> [GIVEN INSTRUCTION] Return the entries below verbatim. Pictures stay out.

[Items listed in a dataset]
- - -

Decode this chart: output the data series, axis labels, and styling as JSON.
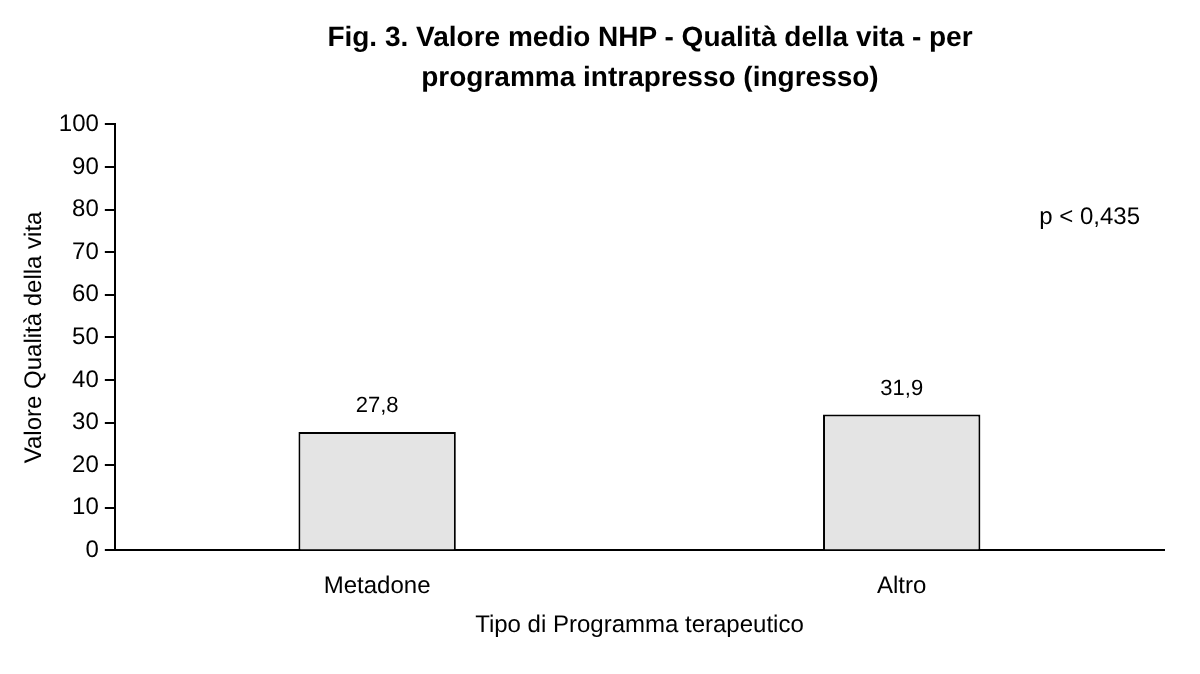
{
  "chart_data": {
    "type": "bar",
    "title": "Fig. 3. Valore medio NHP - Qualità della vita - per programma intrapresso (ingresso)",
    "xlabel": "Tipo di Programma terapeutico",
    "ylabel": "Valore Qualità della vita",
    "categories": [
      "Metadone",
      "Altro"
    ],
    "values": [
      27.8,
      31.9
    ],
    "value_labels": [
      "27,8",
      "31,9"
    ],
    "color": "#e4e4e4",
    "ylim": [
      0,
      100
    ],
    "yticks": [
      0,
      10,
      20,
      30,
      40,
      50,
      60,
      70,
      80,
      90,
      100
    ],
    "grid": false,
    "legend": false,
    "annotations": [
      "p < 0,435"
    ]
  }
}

- - -

> [TASK RESPONSE]
Decode this chart: output the data series, axis labels, and styling as JSON.
{
  "chart_data": {
    "type": "bar",
    "title": "Fig. 3. Valore medio NHP - Qualità della vita - per programma intrapresso (ingresso)",
    "xlabel": "Tipo di Programma terapeutico",
    "ylabel": "Valore Qualità della vita",
    "categories": [
      "Metadone",
      "Altro"
    ],
    "values": [
      27.8,
      31.9
    ],
    "value_labels": [
      "27,8",
      "31,9"
    ],
    "color": "#e4e4e4",
    "ylim": [
      0,
      100
    ],
    "yticks": [
      0,
      10,
      20,
      30,
      40,
      50,
      60,
      70,
      80,
      90,
      100
    ],
    "grid": false,
    "legend": false,
    "annotations": [
      "p < 0,435"
    ]
  }
}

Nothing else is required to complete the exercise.